• **Given exercise 1**
Answer these from the notebook excerpt:
(a) What first argument does class `Prob3p1` pass to `super().__init__`?
(b) What third argument does class `Prob3p4` pass to `super().__init__`?
(c) Which models is class `BaseConv` the base for?

• **Source extract**
• • •

Class `Prob3p1` is the network used for part 3.1 of the homework.

In [None]:
class Prob3p1(BaseFF):
    def __init__(self):
        super().__init__(16, nn.Sigmoid)

network = Prob3p1()
train_test_report()

Class `Prob3p2` is the network used for part 3.2 of the homework.

In [None]:
class Prob3p2(BaseFF):
    def __init__(self):
        super().__init__(128, nn.Sigmoid)
        
        
network = Prob3p2()
train_test_report()

Class `Prob3p3` is the network used for part 3.3 of the homework.

In [None]:
class Prob3p3(BaseFF):
    def __init__(self):
        super().__init__(128, nn.ReLU)


network = Prob3p3()
train_test_report()

Class `Prob3p4` is the network used for part 3.4 of the homework.

In [None]:
class Prob3p4(BaseFF):
    def __init__(self):
        super().__init__(128, nn.ReLU, 0.5)


network = Prob3p4()
train_test_report()

Class `BaseConv` used as the base for models 3.5-3.7

In [None]:
class BaseConv(nn.Module):
    def __init__(self, inc_pool: bool = False, inc_sec_conv: bool = False):
        super().__init__()
        self._conv = nn.Sequential(nn.Conv2d(1, 10, kernel_size=5),
                                   nn.ReLU())

• • •

• **Given information**

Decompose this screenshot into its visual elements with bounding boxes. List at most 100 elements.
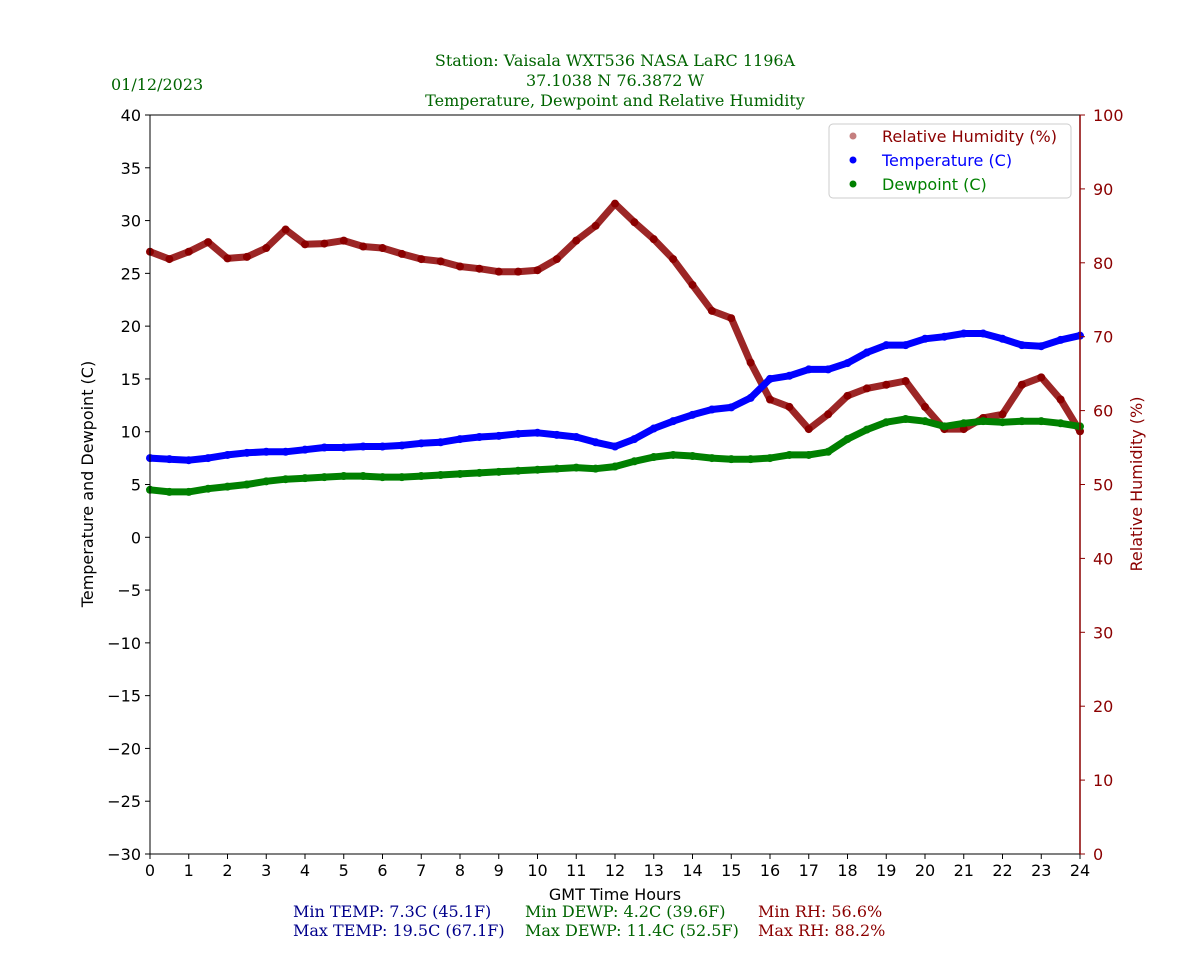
data-point-temperature bbox=[882, 341, 891, 350]
series-rh bbox=[146, 199, 1084, 436]
y-tick-label: 20 bbox=[121, 317, 141, 336]
y-tick-label: 35 bbox=[121, 159, 141, 178]
data-point-dewpoint bbox=[533, 465, 542, 474]
data-point-temperature bbox=[785, 371, 794, 380]
data-point-temperature bbox=[436, 438, 445, 447]
data-point-rh bbox=[1037, 373, 1046, 382]
x-tick-label: 18 bbox=[837, 861, 857, 880]
data-point-dewpoint bbox=[979, 417, 988, 426]
data-point-rh bbox=[998, 410, 1007, 419]
x-tick-label: 3 bbox=[261, 861, 271, 880]
data-point-temperature bbox=[979, 329, 988, 338]
data-point-temperature bbox=[533, 428, 542, 437]
data-point-dewpoint bbox=[184, 487, 193, 496]
y-tick-label: 10 bbox=[121, 423, 141, 442]
data-point-temperature bbox=[824, 365, 833, 374]
data-point-rh bbox=[901, 377, 910, 386]
stat-max-temp: Max TEMP: 19.5C (67.1F) bbox=[293, 921, 505, 940]
y2-tick-label: 100 bbox=[1093, 106, 1124, 125]
data-point-rh bbox=[359, 242, 368, 251]
data-point-dewpoint bbox=[552, 464, 561, 473]
data-point-rh bbox=[1056, 395, 1065, 404]
data-point-temperature bbox=[456, 435, 464, 444]
data-point-dewpoint bbox=[339, 472, 348, 481]
data-point-rh bbox=[165, 255, 174, 264]
stat-max-dewp: Max DEWP: 11.4C (52.5F) bbox=[525, 921, 739, 940]
legend: Relative Humidity (%) Temperature (C) De… bbox=[828, 123, 1072, 199]
data-point-dewpoint bbox=[320, 473, 329, 482]
data-point-rh bbox=[378, 244, 387, 253]
x-tick-label: 23 bbox=[1031, 861, 1051, 880]
data-point-rh bbox=[184, 247, 193, 256]
data-point-rh bbox=[552, 255, 561, 264]
legend-marker-temp bbox=[849, 156, 857, 164]
y-tick-label: 40 bbox=[121, 106, 141, 125]
data-point-dewpoint bbox=[417, 472, 426, 481]
data-point-temperature bbox=[475, 432, 484, 441]
data-point-rh bbox=[204, 238, 213, 247]
data-point-rh bbox=[533, 266, 542, 275]
data-point-temperature bbox=[901, 341, 910, 350]
date-label: 01/12/2023 bbox=[111, 75, 203, 94]
data-point-rh bbox=[320, 239, 329, 248]
x-tick-label: 17 bbox=[799, 861, 819, 880]
data-point-dewpoint bbox=[727, 455, 736, 464]
data-point-rh bbox=[707, 306, 716, 315]
x-tick-label: 11 bbox=[566, 861, 586, 880]
data-point-rh bbox=[688, 280, 697, 289]
y-tick-label: −30 bbox=[107, 845, 141, 864]
x-tick-label: 16 bbox=[760, 861, 780, 880]
data-point-temperature bbox=[1017, 341, 1026, 350]
plot-frame bbox=[149, 114, 1081, 855]
data-point-dewpoint bbox=[921, 417, 929, 426]
data-point-rh bbox=[746, 358, 755, 367]
y2-tick-label: 90 bbox=[1093, 180, 1113, 199]
x-tick-label: 1 bbox=[184, 861, 194, 880]
data-point-rh bbox=[456, 262, 464, 271]
x-tick-label: 0 bbox=[145, 861, 155, 880]
data-point-temperature bbox=[1037, 342, 1046, 351]
data-point-temperature bbox=[552, 430, 561, 439]
data-point-rh bbox=[630, 218, 639, 227]
x-tick-label: 24 bbox=[1070, 861, 1090, 880]
y-tick-label: −10 bbox=[107, 634, 141, 653]
x-axis-label: GMT Time Hours bbox=[549, 885, 681, 904]
data-point-temperature bbox=[572, 432, 581, 441]
y2-tick-label: 70 bbox=[1093, 328, 1113, 347]
x-tick-label: 7 bbox=[416, 861, 426, 880]
series-line-temperature bbox=[146, 330, 1084, 464]
data-point-rh bbox=[262, 244, 271, 253]
y2-tick-label: 30 bbox=[1093, 623, 1113, 642]
data-point-dewpoint bbox=[301, 474, 309, 483]
data-point-dewpoint bbox=[456, 469, 464, 478]
data-point-rh bbox=[301, 240, 309, 249]
data-point-rh bbox=[514, 267, 523, 276]
data-point-temperature bbox=[611, 442, 619, 451]
y-tick-label: 0 bbox=[131, 528, 141, 547]
data-point-dewpoint bbox=[882, 418, 891, 427]
data-point-dewpoint bbox=[494, 467, 503, 476]
x-tick-label: 19 bbox=[876, 861, 896, 880]
data-point-rh bbox=[397, 249, 406, 258]
data-point-dewpoint bbox=[397, 473, 406, 482]
data-point-temperature bbox=[688, 410, 697, 419]
data-point-rh bbox=[611, 199, 619, 208]
y2-tick-label: 80 bbox=[1093, 254, 1113, 273]
data-point-rh bbox=[591, 221, 600, 230]
data-point-dewpoint bbox=[611, 462, 619, 471]
legend-label-rh: Relative Humidity (%) bbox=[882, 127, 1057, 146]
y-tick-label: 30 bbox=[121, 212, 141, 231]
data-point-dewpoint bbox=[669, 450, 678, 459]
y-tick-label: −5 bbox=[117, 581, 141, 600]
title-line-2: 37.1038 N 76.3872 W bbox=[526, 71, 705, 90]
data-point-temperature bbox=[727, 403, 736, 412]
y-tick-label: −25 bbox=[107, 792, 141, 811]
data-point-dewpoint bbox=[204, 484, 213, 493]
data-point-temperature bbox=[242, 448, 251, 457]
data-point-temperature bbox=[494, 431, 503, 440]
title-line-3: Temperature, Dewpoint and Relative Humid… bbox=[425, 91, 805, 110]
data-point-temperature bbox=[184, 456, 193, 465]
y-tick-label: 25 bbox=[121, 264, 141, 283]
legend-marker-dewp bbox=[849, 180, 857, 188]
data-point-temperature bbox=[397, 441, 406, 450]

• • •

• **Given exercise 2**
From the entries, reproduce the lines verbatim, beginning at the line that has "data-point-temperature bbox=[882, 341, 891, 350]" and stopping after the line that has "data-point-temperature bbox=[979, 329, 988, 338]".

• **Task solution 1**
(a) 16
(b) 0.5
(c) Models 3.5-3.7

• **Task solution 2**
data-point-temperature bbox=[882, 341, 891, 350]
series-rh bbox=[146, 199, 1084, 436]
y-tick-label: 20 bbox=[121, 317, 141, 336]
y-tick-label: 35 bbox=[121, 159, 141, 178]
data-point-dewpoint bbox=[533, 465, 542, 474]
data-point-temperature bbox=[785, 371, 794, 380]
data-point-temperature bbox=[436, 438, 445, 447]
data-point-rh bbox=[1037, 373, 1046, 382]
x-tick-label: 18 bbox=[837, 861, 857, 880]
data-point-dewpoint bbox=[979, 417, 988, 426]
data-point-rh bbox=[998, 410, 1007, 419]
x-tick-label: 3 bbox=[261, 861, 271, 880]
data-point-temperature bbox=[979, 329, 988, 338]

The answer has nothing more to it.